** START **

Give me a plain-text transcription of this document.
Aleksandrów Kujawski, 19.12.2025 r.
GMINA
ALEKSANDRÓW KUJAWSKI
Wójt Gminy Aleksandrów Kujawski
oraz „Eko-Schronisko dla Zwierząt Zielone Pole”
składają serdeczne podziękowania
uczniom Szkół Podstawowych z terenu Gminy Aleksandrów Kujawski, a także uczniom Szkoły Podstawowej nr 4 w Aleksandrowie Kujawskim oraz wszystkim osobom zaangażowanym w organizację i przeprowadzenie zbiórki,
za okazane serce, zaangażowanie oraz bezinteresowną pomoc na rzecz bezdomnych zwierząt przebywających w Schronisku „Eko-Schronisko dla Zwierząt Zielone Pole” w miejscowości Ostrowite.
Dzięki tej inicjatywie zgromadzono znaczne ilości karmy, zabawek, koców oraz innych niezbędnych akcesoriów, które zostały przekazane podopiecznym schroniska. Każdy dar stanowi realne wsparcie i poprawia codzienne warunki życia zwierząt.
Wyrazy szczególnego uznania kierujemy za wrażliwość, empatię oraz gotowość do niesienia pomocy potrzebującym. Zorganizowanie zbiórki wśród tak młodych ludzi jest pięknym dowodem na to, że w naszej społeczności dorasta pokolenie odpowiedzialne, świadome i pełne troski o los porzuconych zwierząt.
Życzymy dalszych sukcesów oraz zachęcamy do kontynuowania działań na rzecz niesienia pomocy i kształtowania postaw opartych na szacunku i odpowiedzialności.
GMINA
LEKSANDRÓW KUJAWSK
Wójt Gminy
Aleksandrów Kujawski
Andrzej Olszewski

** END **
** START **

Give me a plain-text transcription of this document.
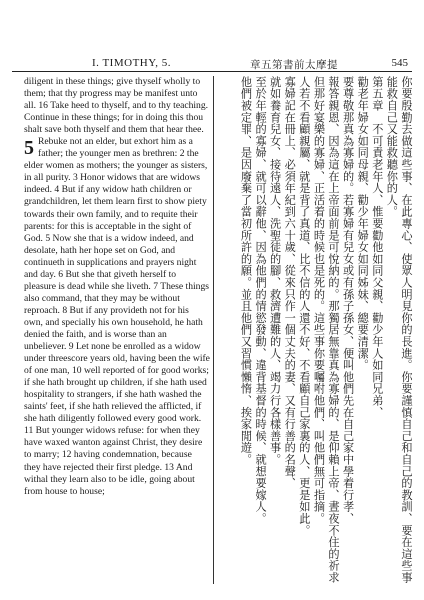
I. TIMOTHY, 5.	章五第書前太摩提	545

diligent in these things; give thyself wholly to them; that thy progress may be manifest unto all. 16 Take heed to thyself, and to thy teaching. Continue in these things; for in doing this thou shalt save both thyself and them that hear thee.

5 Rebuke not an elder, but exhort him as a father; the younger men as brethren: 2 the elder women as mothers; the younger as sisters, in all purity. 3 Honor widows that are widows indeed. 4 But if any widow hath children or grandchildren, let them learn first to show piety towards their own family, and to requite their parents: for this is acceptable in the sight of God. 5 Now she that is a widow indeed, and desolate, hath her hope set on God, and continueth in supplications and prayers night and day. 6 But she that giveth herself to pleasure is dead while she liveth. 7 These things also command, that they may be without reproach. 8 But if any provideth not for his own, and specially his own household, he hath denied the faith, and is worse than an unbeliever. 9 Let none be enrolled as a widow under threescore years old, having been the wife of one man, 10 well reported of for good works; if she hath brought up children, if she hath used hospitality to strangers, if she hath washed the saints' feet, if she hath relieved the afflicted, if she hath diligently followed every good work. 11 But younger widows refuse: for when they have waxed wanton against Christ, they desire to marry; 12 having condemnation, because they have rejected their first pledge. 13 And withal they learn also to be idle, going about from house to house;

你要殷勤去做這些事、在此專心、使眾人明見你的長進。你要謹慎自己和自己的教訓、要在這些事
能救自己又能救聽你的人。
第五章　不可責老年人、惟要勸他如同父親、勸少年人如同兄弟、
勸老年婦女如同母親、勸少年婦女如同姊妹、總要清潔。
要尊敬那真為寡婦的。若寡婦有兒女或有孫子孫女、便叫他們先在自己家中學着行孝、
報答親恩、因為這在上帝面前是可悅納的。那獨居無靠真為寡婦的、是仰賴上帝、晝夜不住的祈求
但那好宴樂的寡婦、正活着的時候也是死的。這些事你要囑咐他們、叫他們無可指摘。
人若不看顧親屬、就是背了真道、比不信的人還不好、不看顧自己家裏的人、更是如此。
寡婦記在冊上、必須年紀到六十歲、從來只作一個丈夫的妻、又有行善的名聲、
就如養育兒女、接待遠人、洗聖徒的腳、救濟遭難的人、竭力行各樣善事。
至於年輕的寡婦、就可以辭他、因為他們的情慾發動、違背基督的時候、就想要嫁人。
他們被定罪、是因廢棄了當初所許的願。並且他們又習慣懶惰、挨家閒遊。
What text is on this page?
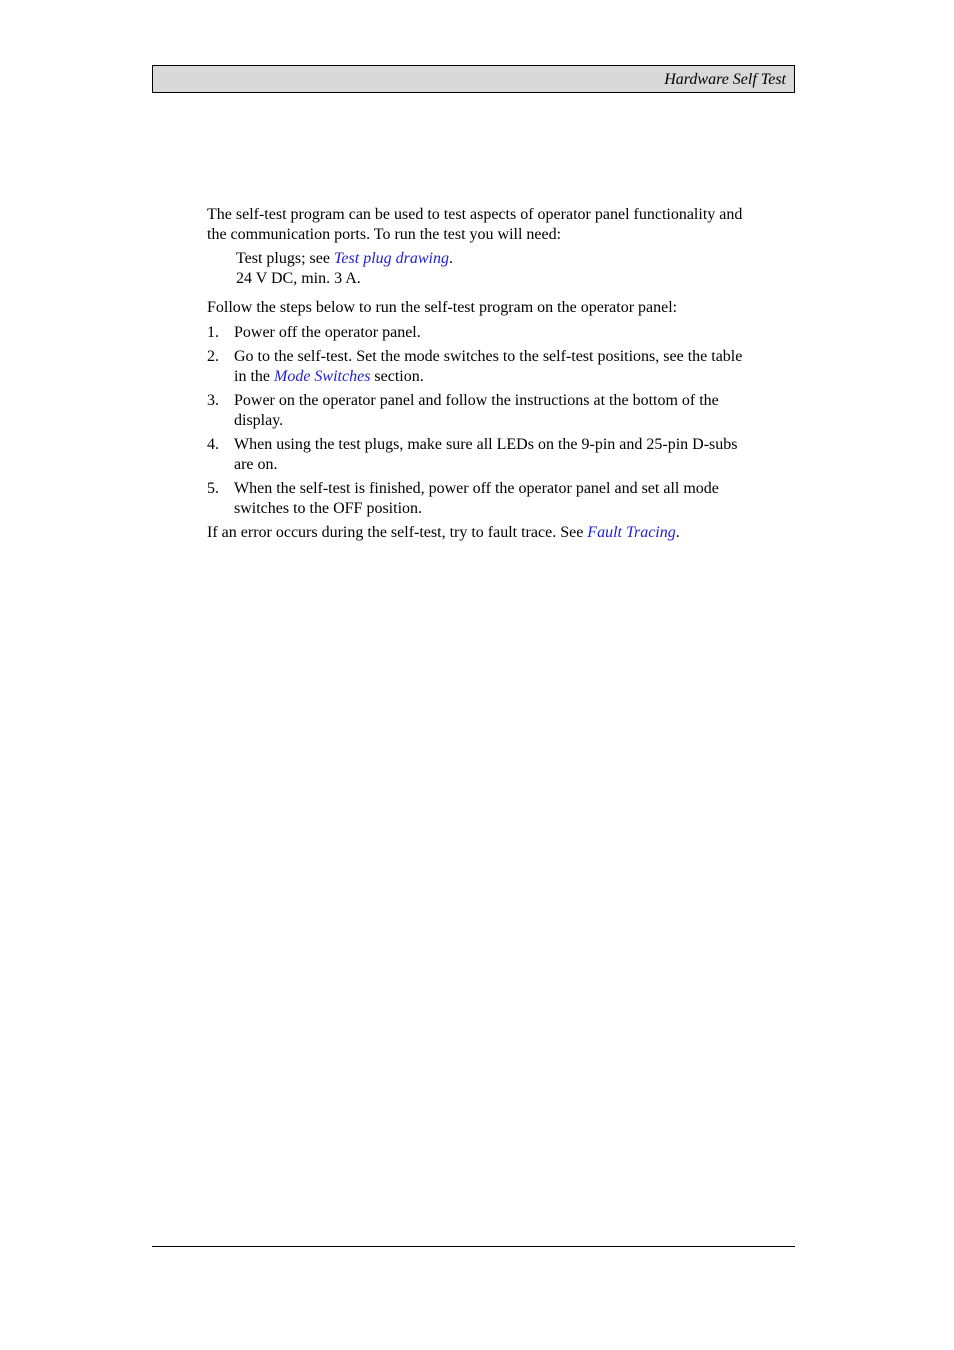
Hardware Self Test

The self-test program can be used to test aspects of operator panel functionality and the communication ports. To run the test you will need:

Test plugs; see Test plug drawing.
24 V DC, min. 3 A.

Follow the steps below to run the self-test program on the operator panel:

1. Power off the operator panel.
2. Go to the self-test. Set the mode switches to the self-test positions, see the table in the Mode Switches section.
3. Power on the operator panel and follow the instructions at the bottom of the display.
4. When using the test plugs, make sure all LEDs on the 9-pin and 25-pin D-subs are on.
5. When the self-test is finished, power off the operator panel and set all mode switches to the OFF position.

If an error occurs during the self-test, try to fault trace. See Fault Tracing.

** END **

:: Problem description ::
Return a copy of every line that includes the word "Wójt".

:: Correct result ::
Wójt Gminy Aleksandrów Kujawski
Wójt Gminy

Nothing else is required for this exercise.